Task inputs:
"""

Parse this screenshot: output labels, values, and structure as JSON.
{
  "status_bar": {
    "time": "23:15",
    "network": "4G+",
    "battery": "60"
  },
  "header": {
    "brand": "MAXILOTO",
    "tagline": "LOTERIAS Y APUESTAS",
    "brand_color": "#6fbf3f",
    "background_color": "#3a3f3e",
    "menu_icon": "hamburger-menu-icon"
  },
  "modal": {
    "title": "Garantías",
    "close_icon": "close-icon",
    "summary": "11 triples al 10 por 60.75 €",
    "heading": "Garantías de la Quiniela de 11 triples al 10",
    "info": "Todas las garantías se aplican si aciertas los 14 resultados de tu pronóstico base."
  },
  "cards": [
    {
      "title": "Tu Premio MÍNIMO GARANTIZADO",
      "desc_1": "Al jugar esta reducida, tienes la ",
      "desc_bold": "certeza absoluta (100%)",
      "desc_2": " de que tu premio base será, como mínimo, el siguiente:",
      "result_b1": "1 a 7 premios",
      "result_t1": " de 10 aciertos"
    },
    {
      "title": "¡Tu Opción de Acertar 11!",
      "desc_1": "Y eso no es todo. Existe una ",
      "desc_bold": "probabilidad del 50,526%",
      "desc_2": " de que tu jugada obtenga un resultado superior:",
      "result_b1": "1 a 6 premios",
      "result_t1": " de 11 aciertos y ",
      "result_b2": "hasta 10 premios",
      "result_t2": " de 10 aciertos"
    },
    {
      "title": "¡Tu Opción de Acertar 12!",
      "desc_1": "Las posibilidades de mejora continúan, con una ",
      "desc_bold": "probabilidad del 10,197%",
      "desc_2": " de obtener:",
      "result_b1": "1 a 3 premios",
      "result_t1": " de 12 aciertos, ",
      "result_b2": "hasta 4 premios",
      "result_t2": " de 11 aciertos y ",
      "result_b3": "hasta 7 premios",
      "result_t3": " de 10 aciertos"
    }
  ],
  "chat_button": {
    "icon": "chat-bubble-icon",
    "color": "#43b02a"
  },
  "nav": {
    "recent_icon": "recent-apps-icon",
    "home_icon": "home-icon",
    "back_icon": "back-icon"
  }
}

"""

Stated problem:
Without omitting anything, output the entries exactly.

In response:
Parse this screenshot: output labels, values, and structure as JSON.
{
  "status_bar": {
    "time": "23:15",
    "network": "4G+",
    "battery": "60"
  },
  "header": {
    "brand": "MAXILOTO",
    "tagline": "LOTERIAS Y APUESTAS",
    "brand_color": "#6fbf3f",
    "background_color": "#3a3f3e",
    "menu_icon": "hamburger-menu-icon"
  },
  "modal": {
    "title": "Garantías",
    "close_icon": "close-icon",
    "summary": "11 triples al 10 por 60.75 €",
    "heading": "Garantías de la Quiniela de 11 triples al 10",
    "info": "Todas las garantías se aplican si aciertas los 14 resultados de tu pronóstico base."
  },
  "cards": [
    {
      "title": "Tu Premio MÍNIMO GARANTIZADO",
      "desc_1": "Al jugar esta reducida, tienes la ",
      "desc_bold": "certeza absoluta (100%)",
      "desc_2": " de que tu premio base será, como mínimo, el siguiente:",
      "result_b1": "1 a 7 premios",
      "result_t1": " de 10 aciertos"
    },
    {
      "title": "¡Tu Opción de Acertar 11!",
      "desc_1": "Y eso no es todo. Existe una ",
      "desc_bold": "probabilidad del 50,526%",
      "desc_2": " de que tu jugada obtenga un resultado superior:",
      "result_b1": "1 a 6 premios",
      "result_t1": " de 11 aciertos y ",
      "result_b2": "hasta 10 premios",
      "result_t2": " de 10 aciertos"
    },
    {
      "title": "¡Tu Opción de Acertar 12!",
      "desc_1": "Las posibilidades de mejora continúan, con una ",
      "desc_bold": "probabilidad del 10,197%",
      "desc_2": " de obtener:",
      "result_b1": "1 a 3 premios",
      "result_t1": " de 12 aciertos, ",
      "result_b2": "hasta 4 premios",
      "result_t2": " de 11 aciertos y ",
      "result_b3": "hasta 7 premios",
      "result_t3": " de 10 aciertos"
    }
  ],
  "chat_button": {
    "icon": "chat-bubble-icon",
    "color": "#43b02a"
  },
  "nav": {
    "recent_icon": "recent-apps-icon",
    "home_icon": "home-icon",
    "back_icon": "back-icon"
  }
}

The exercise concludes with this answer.